◆ **AIM OF THE EXERCISE**: Copy down every line where the string "towing" shows up.

(Data records)
• • • • • • •

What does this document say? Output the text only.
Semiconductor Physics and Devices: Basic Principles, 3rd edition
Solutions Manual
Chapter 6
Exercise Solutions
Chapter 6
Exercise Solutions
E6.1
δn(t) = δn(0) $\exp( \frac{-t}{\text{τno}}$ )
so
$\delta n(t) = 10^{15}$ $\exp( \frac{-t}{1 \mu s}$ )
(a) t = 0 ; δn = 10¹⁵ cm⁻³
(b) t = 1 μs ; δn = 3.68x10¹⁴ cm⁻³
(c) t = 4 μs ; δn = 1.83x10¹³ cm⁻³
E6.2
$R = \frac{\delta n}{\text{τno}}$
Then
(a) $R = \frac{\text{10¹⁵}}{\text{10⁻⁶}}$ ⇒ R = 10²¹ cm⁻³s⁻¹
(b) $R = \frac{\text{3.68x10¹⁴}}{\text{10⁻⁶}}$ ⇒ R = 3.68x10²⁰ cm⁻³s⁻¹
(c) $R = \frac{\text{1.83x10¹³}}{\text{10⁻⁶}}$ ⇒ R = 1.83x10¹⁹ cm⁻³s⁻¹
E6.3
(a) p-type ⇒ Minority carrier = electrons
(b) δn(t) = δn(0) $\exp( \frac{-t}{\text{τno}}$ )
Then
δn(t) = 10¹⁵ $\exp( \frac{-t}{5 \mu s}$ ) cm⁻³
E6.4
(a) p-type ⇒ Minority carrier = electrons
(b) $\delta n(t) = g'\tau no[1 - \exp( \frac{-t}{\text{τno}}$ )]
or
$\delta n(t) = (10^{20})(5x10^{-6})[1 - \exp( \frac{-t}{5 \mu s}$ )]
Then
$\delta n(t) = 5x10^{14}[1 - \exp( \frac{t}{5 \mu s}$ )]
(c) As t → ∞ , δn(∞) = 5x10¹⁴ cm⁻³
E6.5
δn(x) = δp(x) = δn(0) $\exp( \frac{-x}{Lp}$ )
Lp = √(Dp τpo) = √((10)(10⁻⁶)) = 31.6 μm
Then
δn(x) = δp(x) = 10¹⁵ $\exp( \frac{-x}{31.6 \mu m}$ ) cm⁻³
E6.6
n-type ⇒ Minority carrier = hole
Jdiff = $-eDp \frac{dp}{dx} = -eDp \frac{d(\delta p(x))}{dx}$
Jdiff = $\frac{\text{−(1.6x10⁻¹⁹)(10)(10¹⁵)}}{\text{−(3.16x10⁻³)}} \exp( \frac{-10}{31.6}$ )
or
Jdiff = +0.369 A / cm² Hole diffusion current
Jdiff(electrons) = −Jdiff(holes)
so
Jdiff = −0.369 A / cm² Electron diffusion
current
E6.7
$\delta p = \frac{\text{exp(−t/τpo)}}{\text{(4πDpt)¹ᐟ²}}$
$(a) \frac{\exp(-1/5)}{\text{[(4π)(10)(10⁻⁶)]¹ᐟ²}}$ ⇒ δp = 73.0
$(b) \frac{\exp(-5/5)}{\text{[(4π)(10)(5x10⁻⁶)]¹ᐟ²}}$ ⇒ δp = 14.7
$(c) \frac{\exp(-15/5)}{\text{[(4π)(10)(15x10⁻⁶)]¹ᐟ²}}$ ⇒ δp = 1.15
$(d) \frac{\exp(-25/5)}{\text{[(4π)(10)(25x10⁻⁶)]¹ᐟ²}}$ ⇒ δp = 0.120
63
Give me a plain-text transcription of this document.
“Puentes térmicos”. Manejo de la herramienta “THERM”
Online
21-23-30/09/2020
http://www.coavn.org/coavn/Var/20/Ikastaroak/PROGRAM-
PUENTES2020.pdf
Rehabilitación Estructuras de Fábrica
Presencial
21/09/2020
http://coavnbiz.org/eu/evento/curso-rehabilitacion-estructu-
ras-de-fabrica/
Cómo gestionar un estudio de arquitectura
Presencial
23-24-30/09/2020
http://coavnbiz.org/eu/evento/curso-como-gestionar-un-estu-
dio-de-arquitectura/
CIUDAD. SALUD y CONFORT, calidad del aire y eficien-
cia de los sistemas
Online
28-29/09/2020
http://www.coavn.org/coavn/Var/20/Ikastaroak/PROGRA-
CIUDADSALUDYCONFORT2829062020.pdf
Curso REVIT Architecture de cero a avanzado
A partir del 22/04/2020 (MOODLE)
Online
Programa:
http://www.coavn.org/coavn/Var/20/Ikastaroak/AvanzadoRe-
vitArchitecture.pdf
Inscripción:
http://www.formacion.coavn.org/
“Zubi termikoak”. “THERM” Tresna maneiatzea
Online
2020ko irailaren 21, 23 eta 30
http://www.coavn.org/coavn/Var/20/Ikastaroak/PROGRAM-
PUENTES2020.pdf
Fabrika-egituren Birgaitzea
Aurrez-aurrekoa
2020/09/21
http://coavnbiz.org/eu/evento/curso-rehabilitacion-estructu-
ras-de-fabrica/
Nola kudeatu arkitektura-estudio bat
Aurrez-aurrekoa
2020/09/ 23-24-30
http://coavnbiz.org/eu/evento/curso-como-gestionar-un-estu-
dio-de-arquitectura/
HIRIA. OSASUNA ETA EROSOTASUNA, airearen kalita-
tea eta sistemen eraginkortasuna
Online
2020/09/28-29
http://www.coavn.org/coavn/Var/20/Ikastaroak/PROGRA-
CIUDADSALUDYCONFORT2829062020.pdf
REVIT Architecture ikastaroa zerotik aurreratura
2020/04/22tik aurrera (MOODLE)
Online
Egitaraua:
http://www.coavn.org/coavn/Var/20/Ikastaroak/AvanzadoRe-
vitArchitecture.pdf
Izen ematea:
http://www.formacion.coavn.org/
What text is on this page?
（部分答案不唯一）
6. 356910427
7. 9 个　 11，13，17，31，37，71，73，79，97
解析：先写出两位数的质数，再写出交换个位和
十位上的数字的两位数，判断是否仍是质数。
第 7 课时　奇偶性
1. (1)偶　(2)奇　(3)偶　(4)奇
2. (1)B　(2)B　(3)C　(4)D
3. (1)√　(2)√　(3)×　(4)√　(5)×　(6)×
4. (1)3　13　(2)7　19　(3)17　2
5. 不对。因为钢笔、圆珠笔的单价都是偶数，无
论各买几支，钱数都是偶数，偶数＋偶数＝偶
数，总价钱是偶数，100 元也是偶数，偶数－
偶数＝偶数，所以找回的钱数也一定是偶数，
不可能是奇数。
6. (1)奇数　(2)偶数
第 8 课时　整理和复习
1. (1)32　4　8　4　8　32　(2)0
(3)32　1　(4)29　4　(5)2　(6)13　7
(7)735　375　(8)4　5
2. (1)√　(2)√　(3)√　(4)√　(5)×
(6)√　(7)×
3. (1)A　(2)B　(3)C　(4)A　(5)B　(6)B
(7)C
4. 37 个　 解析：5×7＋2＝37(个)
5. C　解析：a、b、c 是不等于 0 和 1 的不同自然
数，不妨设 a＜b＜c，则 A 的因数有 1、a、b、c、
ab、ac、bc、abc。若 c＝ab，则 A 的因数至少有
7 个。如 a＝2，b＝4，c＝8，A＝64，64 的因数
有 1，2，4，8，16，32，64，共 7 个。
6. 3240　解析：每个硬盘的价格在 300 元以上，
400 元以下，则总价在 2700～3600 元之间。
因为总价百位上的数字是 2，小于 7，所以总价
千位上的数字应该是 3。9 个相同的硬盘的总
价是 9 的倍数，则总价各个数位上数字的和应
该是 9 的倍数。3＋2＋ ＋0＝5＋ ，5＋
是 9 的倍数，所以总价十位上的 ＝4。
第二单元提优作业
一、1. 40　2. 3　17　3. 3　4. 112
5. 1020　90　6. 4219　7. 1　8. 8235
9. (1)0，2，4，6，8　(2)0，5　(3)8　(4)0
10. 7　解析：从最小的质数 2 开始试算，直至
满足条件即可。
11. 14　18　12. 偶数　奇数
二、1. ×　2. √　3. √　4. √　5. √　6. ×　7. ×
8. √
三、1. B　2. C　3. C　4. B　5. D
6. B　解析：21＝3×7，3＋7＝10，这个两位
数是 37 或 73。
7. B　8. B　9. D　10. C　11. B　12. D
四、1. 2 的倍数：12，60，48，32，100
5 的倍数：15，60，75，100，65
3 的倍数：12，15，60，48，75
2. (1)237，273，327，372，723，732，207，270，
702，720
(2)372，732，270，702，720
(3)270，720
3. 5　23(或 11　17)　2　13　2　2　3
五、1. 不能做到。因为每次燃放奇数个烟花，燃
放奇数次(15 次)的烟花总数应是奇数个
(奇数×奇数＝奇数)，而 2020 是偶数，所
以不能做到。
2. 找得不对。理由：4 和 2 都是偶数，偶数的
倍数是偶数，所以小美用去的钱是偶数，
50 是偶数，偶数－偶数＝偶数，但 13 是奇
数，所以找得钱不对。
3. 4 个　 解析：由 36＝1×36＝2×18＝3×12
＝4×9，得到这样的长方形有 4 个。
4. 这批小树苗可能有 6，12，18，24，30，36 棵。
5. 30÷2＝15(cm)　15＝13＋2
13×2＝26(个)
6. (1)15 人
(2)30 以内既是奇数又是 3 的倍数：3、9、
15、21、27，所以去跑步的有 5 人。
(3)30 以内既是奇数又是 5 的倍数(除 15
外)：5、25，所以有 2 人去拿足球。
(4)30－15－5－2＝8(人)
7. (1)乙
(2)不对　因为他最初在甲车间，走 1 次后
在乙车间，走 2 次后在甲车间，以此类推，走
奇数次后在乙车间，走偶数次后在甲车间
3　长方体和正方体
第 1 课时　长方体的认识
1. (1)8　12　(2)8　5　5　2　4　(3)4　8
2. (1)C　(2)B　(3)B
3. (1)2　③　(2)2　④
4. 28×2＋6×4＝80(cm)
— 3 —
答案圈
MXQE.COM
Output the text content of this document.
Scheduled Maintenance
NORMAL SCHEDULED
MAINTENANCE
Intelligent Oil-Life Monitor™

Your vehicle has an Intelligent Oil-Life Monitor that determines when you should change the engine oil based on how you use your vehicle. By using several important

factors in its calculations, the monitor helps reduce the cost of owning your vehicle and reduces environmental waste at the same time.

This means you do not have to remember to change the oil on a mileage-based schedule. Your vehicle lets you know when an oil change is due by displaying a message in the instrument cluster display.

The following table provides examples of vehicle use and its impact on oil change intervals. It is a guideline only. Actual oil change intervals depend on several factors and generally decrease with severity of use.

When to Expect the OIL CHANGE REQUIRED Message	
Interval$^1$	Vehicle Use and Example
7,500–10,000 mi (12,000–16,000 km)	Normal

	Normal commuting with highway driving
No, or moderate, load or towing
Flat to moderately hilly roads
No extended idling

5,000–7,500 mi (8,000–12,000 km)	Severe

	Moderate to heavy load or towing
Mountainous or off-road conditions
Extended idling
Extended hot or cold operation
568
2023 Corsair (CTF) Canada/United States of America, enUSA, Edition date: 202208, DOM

• • • • • • •

◆ **REPLY**:
No, or moderate, load or towing
	Moderate to heavy load or towing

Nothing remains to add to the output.